§ THE RECORDS
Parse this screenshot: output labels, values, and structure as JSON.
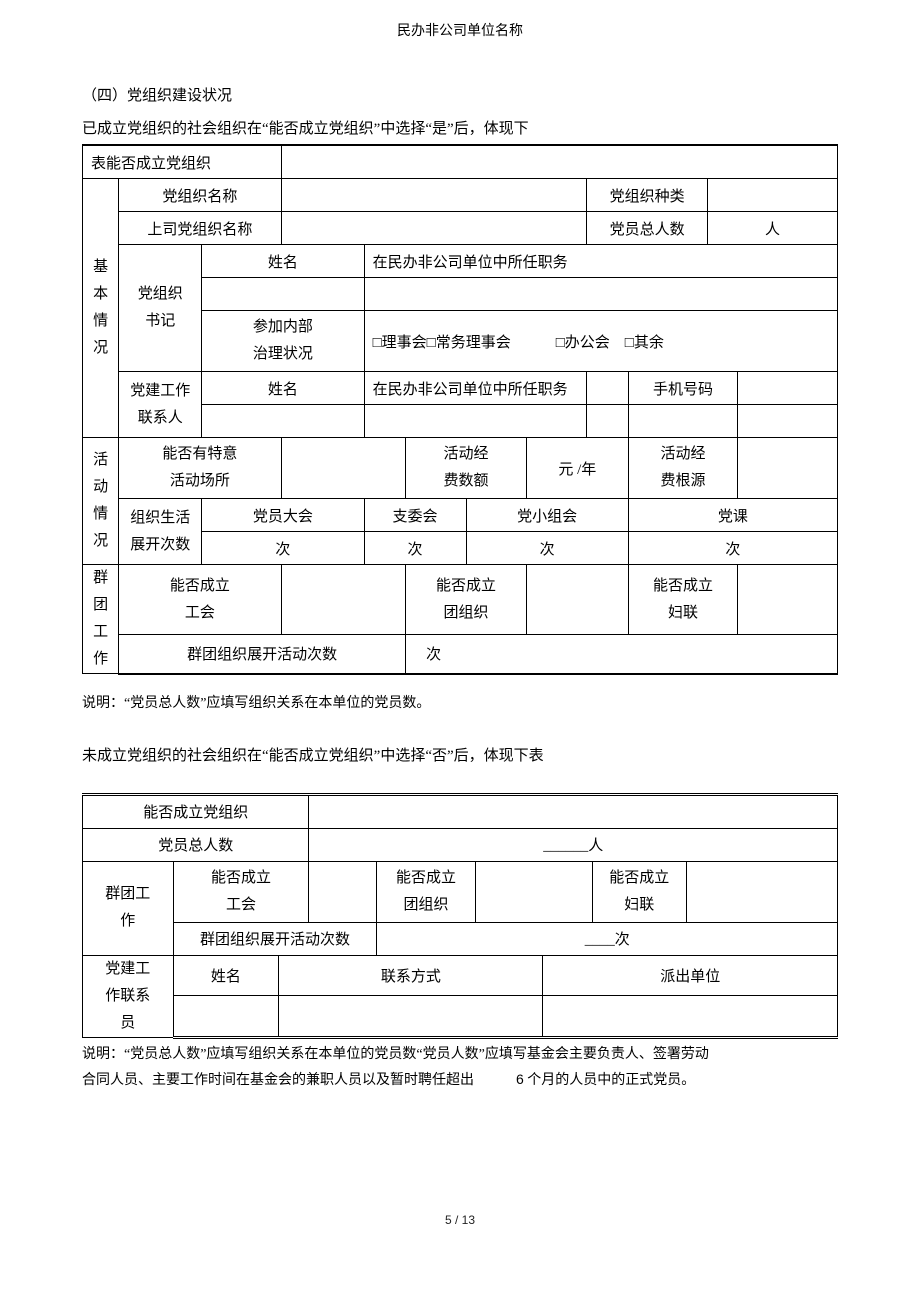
{
  "header": {
    "title": "民办非公司单位名称"
  },
  "section4": {
    "heading": "（四）党组织建设状况",
    "lead1": "已成立党组织的社会组织在“能否成立党组织”中选择“是”后，体现下",
    "t1": {
      "biao": "表",
      "canEstablish": "能否成立党组织",
      "basic": "基\n本\n情\n况",
      "orgNameLbl": "党组织名称",
      "orgTypeLbl": "党组织种类",
      "superiorLbl": "上司党组织名称",
      "totalMembersLbl": "党员总人数",
      "personUnit": "人",
      "secretary": "党组织\n书记",
      "name": "姓名",
      "position": "在民办非公司单位中所任职务",
      "attend": "参加内部\n治理状况",
      "checkboxes": "□理事会□常务理事会   □办公会 □其余",
      "contact": "党建工作\n联系人",
      "phoneLbl": "手机号码",
      "activity": "活\n动\n情\n况",
      "placeLbl": "能否有特意\n活动场所",
      "feeLbl": "活动经\n费数额",
      "feeUnit": "元 /年",
      "feeSourceLbl": "活动经\n费根源",
      "lifeLbl": "组织生活\n展开次数",
      "memberMeeting": "党员大会",
      "branchMeeting": "支委会",
      "groupMeeting": "党小组会",
      "lecture": "党课",
      "times": "次",
      "group": "群团工\n作",
      "unionLbl": "能否成立\n工会",
      "youthLbl": "能否成立\n团组织",
      "womenLbl": "能否成立\n妇联",
      "groupTimes": "群团组织展开活动次数",
      "groupTimesVal": "次"
    },
    "note1": "说明：“党员总人数”应填写组织关系在本单位的党员数。",
    "lead2": "未成立党组织的社会组织在“能否成立党组织”中选择“否”后，体现下表",
    "t2": {
      "canEstablish": "能否成立党组织",
      "totalMembersLbl": "党员总人数",
      "totalMembersVal": "______人",
      "group": "群团工\n作",
      "unionLbl": "能否成立\n工会",
      "youthLbl": "能否成立\n团组织",
      "womenLbl": "能否成立\n妇联",
      "groupTimes": "群团组织展开活动次数",
      "groupTimesVal": "____次",
      "contact": "党建工\n作联系\n员",
      "name": "姓名",
      "contactWay": "联系方式",
      "dispatch": "派出单位"
    },
    "note2a": "说明：“党员总人数”应填写组织关系在本单位的党员数“党员人数”应填写基金会主要负责人、签署劳动",
    "note2b_pre": "合同人员、主要工作时间在基金会的兼职人员以及暂时聘任超出   ",
    "note2b_6": "6",
    "note2b_post": " 个月的人员中的正式党员。"
  },
  "footer": {
    "page": "5 / 13"
  }
}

§ WRITTEN EXERCISE
Your task is an exact transcription of all the data, minus the pictures.

§ ANSWER TO THIS PROBLEM
Parse this screenshot: output labels, values, and structure as JSON.
{
  "header": {
    "title": "民办非公司单位名称"
  },
  "section4": {
    "heading": "（四）党组织建设状况",
    "lead1": "已成立党组织的社会组织在“能否成立党组织”中选择“是”后，体现下",
    "t1": {
      "biao": "表",
      "canEstablish": "能否成立党组织",
      "basic": "基\n本\n情\n况",
      "orgNameLbl": "党组织名称",
      "orgTypeLbl": "党组织种类",
      "superiorLbl": "上司党组织名称",
      "totalMembersLbl": "党员总人数",
      "personUnit": "人",
      "secretary": "党组织\n书记",
      "name": "姓名",
      "position": "在民办非公司单位中所任职务",
      "attend": "参加内部\n治理状况",
      "checkboxes": "□理事会□常务理事会   □办公会 □其余",
      "contact": "党建工作\n联系人",
      "phoneLbl": "手机号码",
      "activity": "活\n动\n情\n况",
      "placeLbl": "能否有特意\n活动场所",
      "feeLbl": "活动经\n费数额",
      "feeUnit": "元 /年",
      "feeSourceLbl": "活动经\n费根源",
      "lifeLbl": "组织生活\n展开次数",
      "memberMeeting": "党员大会",
      "branchMeeting": "支委会",
      "groupMeeting": "党小组会",
      "lecture": "党课",
      "times": "次",
      "group": "群团工\n作",
      "unionLbl": "能否成立\n工会",
      "youthLbl": "能否成立\n团组织",
      "womenLbl": "能否成立\n妇联",
      "groupTimes": "群团组织展开活动次数",
      "groupTimesVal": "次"
    },
    "note1": "说明：“党员总人数”应填写组织关系在本单位的党员数。",
    "lead2": "未成立党组织的社会组织在“能否成立党组织”中选择“否”后，体现下表",
    "t2": {
      "canEstablish": "能否成立党组织",
      "totalMembersLbl": "党员总人数",
      "totalMembersVal": "______人",
      "group": "群团工\n作",
      "unionLbl": "能否成立\n工会",
      "youthLbl": "能否成立\n团组织",
      "womenLbl": "能否成立\n妇联",
      "groupTimes": "群团组织展开活动次数",
      "groupTimesVal": "____次",
      "contact": "党建工\n作联系\n员",
      "name": "姓名",
      "contactWay": "联系方式",
      "dispatch": "派出单位"
    },
    "note2a": "说明：“党员总人数”应填写组织关系在本单位的党员数“党员人数”应填写基金会主要负责人、签署劳动",
    "note2b_pre": "合同人员、主要工作时间在基金会的兼职人员以及暂时聘任超出   ",
    "note2b_6": "6",
    "note2b_post": " 个月的人员中的正式党员。"
  },
  "footer": {
    "page": "5 / 13"
  }
}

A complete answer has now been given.